Gather the lines from the material that contain "right".

** Start Data rows **

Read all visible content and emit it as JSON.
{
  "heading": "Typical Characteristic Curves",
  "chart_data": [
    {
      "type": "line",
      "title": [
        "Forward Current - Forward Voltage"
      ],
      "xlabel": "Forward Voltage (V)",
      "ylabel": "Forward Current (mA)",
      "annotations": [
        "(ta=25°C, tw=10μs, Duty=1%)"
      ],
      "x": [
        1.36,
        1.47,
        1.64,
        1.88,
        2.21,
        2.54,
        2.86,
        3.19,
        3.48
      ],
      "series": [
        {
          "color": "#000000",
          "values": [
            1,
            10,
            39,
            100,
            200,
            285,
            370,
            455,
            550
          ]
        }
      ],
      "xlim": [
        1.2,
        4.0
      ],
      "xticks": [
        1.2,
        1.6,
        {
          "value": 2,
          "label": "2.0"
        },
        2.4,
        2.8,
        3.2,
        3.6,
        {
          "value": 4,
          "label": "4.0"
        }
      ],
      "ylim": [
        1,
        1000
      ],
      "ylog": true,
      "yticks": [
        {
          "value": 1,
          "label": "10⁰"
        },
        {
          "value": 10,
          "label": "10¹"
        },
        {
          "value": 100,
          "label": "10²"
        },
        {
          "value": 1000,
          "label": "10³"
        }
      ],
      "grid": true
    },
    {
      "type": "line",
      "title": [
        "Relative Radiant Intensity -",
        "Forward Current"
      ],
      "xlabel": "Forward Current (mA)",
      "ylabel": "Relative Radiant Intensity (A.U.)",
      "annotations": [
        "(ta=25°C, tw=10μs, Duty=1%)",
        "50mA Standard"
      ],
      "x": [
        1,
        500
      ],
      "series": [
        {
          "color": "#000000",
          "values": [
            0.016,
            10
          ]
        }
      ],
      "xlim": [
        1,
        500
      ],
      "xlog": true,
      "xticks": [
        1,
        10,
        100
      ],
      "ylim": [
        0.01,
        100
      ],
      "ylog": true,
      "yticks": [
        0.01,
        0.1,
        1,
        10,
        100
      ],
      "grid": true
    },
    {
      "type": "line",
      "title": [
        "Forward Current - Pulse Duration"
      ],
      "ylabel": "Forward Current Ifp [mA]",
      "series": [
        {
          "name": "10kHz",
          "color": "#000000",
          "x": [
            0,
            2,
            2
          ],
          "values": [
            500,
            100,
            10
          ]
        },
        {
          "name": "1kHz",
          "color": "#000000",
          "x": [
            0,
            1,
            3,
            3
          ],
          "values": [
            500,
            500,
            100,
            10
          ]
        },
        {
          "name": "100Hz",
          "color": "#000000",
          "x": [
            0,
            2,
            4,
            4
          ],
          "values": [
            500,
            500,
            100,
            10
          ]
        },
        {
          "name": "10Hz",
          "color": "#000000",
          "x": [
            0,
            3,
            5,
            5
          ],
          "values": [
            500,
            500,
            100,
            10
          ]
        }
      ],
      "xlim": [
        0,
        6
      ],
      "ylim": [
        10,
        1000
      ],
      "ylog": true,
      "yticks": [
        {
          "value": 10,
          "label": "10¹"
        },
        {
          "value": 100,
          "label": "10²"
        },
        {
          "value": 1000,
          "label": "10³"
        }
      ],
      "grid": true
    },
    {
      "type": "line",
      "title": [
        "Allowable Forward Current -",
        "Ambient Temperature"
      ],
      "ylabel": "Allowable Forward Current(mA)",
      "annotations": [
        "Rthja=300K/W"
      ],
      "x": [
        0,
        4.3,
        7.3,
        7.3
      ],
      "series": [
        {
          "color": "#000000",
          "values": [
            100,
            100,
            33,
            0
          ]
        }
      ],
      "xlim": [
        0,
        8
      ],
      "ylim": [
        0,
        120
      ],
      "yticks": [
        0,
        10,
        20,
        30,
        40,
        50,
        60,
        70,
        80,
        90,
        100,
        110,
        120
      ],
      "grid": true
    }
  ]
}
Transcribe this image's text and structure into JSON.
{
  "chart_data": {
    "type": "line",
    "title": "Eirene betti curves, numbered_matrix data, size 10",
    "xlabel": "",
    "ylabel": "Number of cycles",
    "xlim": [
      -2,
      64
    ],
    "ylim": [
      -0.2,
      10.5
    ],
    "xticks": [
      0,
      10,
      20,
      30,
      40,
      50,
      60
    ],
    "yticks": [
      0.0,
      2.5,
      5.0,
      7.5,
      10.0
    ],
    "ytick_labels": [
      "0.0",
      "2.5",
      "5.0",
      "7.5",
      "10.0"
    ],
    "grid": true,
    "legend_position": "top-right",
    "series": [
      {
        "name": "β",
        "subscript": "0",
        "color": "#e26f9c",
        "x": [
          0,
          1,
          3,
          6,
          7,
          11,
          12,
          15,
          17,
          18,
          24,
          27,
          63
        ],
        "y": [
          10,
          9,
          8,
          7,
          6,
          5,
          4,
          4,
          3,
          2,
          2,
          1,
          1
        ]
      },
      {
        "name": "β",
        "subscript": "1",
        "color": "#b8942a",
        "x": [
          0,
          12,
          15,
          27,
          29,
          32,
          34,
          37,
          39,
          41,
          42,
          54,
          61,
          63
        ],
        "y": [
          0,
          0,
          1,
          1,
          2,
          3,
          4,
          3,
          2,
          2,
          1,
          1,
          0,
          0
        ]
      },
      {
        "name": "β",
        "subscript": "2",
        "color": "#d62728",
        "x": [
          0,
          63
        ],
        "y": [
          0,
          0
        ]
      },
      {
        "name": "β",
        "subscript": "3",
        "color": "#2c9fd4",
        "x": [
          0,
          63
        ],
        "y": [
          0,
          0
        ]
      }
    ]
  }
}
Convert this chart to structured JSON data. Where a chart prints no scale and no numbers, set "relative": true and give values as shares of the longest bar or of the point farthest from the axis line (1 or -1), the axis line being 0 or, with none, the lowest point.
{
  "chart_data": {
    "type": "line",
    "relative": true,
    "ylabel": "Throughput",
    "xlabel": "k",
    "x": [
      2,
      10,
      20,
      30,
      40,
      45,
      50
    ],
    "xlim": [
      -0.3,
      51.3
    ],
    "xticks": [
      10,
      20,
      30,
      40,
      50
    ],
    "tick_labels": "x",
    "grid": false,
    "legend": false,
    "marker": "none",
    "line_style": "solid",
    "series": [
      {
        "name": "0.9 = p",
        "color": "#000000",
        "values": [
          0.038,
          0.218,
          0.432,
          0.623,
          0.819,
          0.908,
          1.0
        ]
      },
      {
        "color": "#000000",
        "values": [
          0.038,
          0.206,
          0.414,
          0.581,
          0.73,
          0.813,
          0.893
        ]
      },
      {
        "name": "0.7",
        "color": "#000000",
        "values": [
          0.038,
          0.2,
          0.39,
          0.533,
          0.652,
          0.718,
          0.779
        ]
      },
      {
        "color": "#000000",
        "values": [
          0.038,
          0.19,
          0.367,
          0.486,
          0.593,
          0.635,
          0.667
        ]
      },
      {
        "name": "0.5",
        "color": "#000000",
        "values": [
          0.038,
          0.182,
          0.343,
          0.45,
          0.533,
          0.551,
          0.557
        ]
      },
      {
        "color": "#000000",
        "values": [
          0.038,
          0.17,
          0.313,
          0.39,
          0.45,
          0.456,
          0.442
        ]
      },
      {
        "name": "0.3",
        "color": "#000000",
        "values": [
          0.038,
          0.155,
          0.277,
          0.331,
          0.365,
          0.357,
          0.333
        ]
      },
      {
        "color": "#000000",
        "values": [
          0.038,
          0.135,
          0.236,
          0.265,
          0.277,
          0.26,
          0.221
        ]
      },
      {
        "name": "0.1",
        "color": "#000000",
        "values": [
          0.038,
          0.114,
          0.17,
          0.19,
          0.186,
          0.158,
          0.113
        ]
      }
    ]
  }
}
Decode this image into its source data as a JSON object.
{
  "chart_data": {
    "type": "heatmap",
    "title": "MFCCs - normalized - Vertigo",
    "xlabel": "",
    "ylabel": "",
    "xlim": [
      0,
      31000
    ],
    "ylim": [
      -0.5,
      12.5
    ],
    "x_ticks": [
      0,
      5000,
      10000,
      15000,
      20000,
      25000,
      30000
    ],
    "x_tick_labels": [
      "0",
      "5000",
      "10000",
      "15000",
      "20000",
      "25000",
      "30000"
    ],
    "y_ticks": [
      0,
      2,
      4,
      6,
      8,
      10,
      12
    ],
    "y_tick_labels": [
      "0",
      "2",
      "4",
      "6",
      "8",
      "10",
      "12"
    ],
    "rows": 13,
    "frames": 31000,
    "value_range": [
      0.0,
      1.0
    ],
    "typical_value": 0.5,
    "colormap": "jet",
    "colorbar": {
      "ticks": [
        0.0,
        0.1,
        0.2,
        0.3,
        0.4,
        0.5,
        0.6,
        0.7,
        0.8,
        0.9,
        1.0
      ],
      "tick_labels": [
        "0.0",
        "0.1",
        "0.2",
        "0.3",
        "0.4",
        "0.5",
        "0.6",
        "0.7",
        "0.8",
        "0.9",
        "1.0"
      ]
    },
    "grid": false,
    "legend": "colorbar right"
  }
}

** End Data rows **

▸ **Correct output**
    "legend_position": "top-right",
    "legend": "colorbar right"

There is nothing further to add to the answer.